** START **

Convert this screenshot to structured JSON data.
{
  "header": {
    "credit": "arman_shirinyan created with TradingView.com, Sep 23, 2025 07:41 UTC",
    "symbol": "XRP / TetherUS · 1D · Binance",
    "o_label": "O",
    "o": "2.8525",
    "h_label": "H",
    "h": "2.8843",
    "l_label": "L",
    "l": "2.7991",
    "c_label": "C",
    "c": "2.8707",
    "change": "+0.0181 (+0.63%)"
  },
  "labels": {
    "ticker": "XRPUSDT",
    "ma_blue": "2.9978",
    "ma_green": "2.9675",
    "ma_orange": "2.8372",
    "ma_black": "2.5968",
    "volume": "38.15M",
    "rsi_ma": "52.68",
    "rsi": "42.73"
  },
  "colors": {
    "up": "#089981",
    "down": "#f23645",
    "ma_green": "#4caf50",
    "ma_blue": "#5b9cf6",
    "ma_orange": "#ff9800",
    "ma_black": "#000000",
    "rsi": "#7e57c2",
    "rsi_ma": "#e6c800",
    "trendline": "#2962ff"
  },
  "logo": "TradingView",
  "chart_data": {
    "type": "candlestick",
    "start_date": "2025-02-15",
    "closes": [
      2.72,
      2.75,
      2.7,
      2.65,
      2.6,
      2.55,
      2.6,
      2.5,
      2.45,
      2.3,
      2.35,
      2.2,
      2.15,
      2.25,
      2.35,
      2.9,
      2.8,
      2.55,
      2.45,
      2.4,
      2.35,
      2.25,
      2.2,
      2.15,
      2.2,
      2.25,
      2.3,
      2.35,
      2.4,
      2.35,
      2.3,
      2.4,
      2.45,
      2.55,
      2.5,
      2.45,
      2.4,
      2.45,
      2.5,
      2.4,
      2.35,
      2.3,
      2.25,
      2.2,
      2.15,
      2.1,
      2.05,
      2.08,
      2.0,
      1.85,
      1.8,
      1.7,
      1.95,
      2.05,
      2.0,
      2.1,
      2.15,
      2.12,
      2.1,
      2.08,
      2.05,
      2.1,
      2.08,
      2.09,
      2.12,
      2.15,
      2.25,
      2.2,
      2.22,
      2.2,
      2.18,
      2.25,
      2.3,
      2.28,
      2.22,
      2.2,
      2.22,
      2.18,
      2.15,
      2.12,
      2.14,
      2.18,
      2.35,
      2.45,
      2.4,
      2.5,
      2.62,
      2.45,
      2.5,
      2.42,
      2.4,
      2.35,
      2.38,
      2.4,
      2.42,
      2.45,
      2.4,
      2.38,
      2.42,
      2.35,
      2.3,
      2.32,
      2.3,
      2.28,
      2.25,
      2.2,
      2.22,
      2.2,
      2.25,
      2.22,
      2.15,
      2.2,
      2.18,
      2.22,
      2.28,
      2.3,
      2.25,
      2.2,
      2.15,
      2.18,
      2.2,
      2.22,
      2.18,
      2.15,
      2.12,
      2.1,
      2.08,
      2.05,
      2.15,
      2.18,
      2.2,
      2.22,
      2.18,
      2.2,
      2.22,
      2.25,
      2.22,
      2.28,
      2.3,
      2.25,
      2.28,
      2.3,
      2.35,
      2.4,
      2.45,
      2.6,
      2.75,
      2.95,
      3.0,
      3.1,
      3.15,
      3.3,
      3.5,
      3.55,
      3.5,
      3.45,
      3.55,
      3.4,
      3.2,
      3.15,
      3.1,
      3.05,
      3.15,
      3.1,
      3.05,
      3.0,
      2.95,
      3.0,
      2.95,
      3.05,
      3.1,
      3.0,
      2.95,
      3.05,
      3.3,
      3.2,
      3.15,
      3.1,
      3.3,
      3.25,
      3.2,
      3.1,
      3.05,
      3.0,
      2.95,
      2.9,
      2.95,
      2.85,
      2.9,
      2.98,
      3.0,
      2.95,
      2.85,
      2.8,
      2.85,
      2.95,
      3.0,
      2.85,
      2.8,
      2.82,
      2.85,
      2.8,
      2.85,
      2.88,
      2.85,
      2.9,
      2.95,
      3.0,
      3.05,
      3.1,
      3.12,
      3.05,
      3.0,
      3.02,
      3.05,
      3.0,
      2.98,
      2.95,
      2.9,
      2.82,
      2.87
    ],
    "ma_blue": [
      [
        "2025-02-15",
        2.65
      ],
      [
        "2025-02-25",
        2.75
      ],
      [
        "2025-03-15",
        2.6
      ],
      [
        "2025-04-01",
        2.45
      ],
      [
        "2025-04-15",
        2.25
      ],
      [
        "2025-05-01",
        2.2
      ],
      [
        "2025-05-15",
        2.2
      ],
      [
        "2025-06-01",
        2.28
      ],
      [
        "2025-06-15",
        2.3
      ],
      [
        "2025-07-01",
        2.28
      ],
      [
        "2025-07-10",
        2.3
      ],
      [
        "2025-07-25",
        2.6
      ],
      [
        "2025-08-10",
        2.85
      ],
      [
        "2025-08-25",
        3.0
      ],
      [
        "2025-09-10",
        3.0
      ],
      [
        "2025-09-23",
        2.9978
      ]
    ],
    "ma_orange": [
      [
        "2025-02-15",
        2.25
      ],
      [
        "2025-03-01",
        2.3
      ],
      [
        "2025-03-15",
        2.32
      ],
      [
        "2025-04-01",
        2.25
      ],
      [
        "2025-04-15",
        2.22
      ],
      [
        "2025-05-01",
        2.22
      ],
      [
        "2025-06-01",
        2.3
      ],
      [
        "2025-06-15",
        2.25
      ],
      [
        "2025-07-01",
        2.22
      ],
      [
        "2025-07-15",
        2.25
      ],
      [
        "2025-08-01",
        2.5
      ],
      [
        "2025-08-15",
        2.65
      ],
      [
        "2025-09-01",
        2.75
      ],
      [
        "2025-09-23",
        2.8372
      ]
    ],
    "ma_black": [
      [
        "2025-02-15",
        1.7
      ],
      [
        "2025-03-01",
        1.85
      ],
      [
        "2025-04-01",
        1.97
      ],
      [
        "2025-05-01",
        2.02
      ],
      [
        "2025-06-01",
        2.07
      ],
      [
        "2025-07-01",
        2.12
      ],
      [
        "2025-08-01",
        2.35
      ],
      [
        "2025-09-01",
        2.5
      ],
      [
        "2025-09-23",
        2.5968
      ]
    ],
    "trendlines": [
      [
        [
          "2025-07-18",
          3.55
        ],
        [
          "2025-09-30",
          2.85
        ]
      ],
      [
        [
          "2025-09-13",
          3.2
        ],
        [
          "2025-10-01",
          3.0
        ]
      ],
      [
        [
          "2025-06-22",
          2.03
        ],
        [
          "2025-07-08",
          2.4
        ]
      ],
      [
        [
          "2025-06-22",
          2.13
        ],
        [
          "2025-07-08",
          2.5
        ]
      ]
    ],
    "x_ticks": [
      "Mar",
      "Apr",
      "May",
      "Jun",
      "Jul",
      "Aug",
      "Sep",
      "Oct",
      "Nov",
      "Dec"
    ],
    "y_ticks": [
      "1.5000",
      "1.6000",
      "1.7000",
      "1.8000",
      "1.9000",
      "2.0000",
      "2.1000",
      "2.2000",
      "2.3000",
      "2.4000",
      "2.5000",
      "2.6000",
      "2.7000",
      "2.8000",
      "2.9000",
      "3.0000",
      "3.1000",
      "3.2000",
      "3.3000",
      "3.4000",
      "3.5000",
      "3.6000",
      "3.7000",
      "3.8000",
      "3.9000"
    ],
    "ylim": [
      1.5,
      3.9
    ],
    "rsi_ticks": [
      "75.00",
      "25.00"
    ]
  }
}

** END **
** START **

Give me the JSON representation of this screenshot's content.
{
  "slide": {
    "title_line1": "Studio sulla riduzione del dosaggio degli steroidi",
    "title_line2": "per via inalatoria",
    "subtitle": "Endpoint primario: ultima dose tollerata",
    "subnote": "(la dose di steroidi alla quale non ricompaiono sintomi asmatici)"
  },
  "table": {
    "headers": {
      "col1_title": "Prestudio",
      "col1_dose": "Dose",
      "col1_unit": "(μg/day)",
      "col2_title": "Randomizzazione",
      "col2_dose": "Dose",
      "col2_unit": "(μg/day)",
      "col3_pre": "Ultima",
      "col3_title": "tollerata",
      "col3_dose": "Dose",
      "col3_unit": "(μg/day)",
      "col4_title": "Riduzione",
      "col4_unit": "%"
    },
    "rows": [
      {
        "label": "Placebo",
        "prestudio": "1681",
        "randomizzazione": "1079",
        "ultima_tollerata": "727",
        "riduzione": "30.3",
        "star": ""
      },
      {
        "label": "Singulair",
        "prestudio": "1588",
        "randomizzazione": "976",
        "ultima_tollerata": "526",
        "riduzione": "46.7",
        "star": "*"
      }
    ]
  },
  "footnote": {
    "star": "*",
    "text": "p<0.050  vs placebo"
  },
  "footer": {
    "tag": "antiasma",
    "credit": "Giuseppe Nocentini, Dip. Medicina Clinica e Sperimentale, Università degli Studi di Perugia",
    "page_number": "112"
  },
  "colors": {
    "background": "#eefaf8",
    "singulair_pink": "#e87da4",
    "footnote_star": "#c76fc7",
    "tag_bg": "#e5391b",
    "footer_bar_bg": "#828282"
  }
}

** END **

• What you need to do:
Return only the count of lines in the records that hold the word "TradingView".

• Answer:
2